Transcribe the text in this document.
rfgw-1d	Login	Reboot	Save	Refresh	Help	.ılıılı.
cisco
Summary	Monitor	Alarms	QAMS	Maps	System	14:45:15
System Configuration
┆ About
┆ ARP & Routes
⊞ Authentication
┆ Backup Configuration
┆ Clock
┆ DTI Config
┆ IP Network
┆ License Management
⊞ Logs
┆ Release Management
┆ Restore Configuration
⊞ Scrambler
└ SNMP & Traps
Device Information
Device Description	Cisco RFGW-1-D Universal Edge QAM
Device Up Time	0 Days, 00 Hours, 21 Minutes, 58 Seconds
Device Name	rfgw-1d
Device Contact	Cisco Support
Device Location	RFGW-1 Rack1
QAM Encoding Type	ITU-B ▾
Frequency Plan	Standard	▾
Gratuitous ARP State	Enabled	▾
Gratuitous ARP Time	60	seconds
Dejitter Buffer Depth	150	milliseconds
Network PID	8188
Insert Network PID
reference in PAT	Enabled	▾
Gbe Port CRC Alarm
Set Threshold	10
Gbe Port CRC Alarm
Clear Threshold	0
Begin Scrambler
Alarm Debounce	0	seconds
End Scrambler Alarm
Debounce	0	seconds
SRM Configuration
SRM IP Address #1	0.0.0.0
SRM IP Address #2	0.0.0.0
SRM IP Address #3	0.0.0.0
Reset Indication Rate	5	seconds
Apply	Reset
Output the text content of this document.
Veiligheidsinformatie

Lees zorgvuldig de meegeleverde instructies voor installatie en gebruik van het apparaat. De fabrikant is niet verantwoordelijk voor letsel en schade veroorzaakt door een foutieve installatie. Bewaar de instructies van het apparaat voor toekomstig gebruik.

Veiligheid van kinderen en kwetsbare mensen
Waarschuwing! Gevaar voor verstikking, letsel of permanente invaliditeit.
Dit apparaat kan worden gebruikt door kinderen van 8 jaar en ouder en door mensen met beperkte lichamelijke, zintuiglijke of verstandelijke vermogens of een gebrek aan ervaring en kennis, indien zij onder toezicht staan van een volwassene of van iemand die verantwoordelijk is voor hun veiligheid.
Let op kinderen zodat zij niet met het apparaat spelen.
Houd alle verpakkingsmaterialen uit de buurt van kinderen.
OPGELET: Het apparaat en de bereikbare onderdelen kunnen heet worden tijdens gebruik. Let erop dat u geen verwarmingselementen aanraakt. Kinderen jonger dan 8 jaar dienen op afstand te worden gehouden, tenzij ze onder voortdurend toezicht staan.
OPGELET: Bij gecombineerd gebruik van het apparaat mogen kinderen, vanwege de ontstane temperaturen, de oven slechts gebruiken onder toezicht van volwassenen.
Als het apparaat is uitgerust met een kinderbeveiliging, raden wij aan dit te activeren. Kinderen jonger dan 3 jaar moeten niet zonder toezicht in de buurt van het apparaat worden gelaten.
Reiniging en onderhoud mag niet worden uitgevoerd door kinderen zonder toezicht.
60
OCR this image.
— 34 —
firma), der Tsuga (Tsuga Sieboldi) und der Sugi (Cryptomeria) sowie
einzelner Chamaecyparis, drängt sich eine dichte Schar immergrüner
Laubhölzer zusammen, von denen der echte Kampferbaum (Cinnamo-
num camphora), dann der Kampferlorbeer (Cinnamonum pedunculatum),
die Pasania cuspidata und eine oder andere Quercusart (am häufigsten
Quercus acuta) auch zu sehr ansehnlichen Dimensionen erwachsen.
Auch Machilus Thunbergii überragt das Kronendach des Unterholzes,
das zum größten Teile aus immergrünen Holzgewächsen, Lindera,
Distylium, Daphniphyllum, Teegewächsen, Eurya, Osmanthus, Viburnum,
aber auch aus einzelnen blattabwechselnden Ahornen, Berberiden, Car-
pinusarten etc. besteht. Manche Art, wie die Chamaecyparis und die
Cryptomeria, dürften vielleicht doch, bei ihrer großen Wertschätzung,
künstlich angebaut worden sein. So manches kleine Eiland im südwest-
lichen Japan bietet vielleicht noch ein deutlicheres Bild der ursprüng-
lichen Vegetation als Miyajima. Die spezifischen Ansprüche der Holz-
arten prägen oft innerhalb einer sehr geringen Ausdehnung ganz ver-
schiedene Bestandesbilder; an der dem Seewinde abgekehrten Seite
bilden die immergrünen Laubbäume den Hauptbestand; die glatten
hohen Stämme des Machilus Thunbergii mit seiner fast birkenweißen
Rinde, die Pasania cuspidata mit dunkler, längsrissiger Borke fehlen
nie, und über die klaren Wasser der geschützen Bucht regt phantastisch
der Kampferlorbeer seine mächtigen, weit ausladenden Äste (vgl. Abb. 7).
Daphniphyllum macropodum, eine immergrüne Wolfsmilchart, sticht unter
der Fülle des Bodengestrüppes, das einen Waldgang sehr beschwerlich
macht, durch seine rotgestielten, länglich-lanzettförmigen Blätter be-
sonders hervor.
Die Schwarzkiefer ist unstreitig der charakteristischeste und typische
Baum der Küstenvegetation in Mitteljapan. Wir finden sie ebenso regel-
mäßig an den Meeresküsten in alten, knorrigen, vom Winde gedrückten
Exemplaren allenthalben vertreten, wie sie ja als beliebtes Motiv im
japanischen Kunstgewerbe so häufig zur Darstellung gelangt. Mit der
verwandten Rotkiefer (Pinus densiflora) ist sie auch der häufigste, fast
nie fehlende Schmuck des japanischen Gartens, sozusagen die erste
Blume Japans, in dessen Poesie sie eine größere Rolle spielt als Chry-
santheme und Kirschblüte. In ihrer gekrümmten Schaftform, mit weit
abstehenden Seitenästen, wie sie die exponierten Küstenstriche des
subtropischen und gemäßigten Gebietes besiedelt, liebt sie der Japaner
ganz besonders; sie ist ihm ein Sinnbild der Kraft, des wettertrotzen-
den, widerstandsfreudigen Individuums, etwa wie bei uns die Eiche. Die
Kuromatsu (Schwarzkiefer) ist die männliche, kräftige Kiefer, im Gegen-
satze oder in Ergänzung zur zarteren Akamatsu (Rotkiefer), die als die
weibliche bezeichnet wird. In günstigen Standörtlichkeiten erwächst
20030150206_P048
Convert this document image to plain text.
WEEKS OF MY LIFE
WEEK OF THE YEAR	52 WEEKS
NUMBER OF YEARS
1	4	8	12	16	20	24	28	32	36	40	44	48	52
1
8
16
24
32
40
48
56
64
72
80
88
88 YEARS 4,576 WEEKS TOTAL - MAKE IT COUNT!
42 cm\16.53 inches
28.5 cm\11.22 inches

■ **Directions for this task**:
Show every line from the listing above in which the string "Schwarzkiefer" appears.

■ **The completed task**:
Die Schwarzkiefer ist unstreitig der charakteristischeste und typische
Kuromatsu (Schwarzkiefer) ist die männliche, kräftige Kiefer, im Gegen-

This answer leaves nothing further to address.